PROVIDED INFORMATION:
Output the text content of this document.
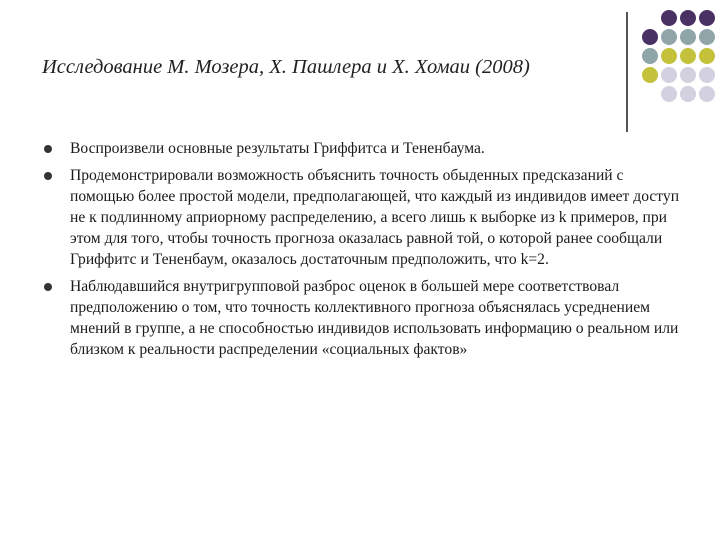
Исследование М. Мозера, Х. Пашлера и Х. Хомаи (2008)
Воспроизвели основные результаты Гриффитса и Тененбаума.
Продемонстрировали возможность объяснить точность обыденных предсказаний с помощью более простой модели, предполагающей, что каждый из индивидов имеет доступ не к подлинному априорному распределению, а всего лишь к выборке из k примеров, при этом для того, чтобы точность прогноза оказалась равной той, о которой ранее сообщали Гриффитс и Тененбаум, оказалось достаточным предположить, что k=2.
Наблюдавшийся внутригрупповой разброс оценок в большей мере соответствовал предположению о том, что точность коллективного прогноза объяснялась усреднением мнений в группе, а не способностью индивидов использовать информацию о реальном или близком к реальности распределении «социальных фактов»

INSTRUCTIONS FOR THE TASK:
Give every line above again exactly, with no pictures.

COMPLETE RESPONSE:
Output the text content of this document.
Исследование М. Мозера, Х. Пашлера и Х. Хомаи (2008)
Воспроизвели основные результаты Гриффитса и Тененбаума.
Продемонстрировали возможность объяснить точность обыденных предсказаний с помощью более простой модели, предполагающей, что каждый из индивидов имеет доступ не к подлинному априорному распределению, а всего лишь к выборке из k примеров, при этом для того, чтобы точность прогноза оказалась равной той, о которой ранее сообщали Гриффитс и Тененбаум, оказалось достаточным предположить, что k=2.
Наблюдавшийся внутригрупповой разброс оценок в большей мере соответствовал предположению о том, что точность коллективного прогноза объяснялась усреднением мнений в группе, а не способностью индивидов использовать информацию о реальном или близком к реальности распределении «социальных фактов»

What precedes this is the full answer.